### LISTED RECORDS
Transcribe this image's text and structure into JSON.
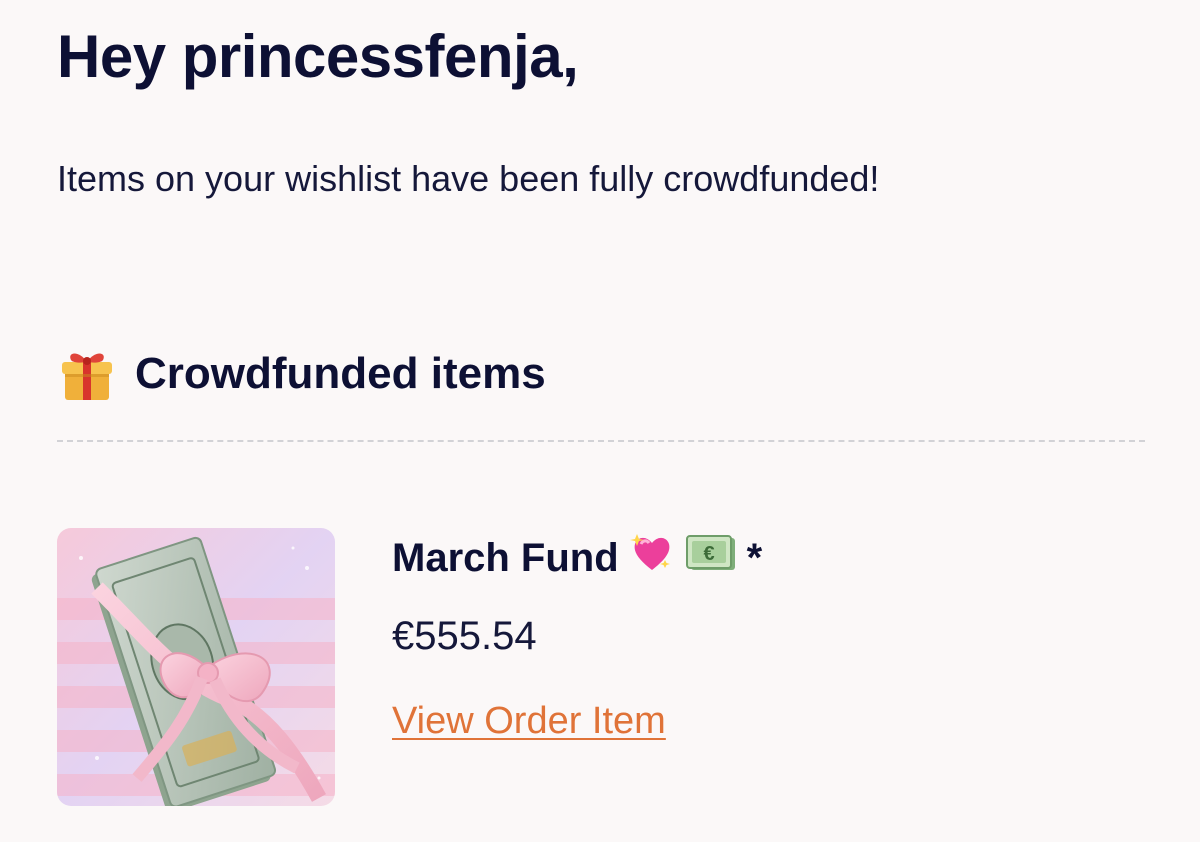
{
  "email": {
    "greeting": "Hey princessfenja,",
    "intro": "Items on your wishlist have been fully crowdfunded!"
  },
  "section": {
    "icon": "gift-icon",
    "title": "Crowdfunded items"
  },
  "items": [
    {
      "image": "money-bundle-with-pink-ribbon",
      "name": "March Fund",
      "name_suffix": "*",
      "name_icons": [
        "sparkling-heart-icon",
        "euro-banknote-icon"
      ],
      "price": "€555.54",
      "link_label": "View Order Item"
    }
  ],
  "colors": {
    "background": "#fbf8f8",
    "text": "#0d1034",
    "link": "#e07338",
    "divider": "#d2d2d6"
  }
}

### EXERCISE TASK
Without including any pictures, print all of the material exactly as given.

### TASK ANSWER
Transcribe this image's text and structure into JSON.
{
  "email": {
    "greeting": "Hey princessfenja,",
    "intro": "Items on your wishlist have been fully crowdfunded!"
  },
  "section": {
    "icon": "gift-icon",
    "title": "Crowdfunded items"
  },
  "items": [
    {
      "image": "money-bundle-with-pink-ribbon",
      "name": "March Fund",
      "name_suffix": "*",
      "name_icons": [
        "sparkling-heart-icon",
        "euro-banknote-icon"
      ],
      "price": "€555.54",
      "link_label": "View Order Item"
    }
  ],
  "colors": {
    "background": "#fbf8f8",
    "text": "#0d1034",
    "link": "#e07338",
    "divider": "#d2d2d6"
  }
}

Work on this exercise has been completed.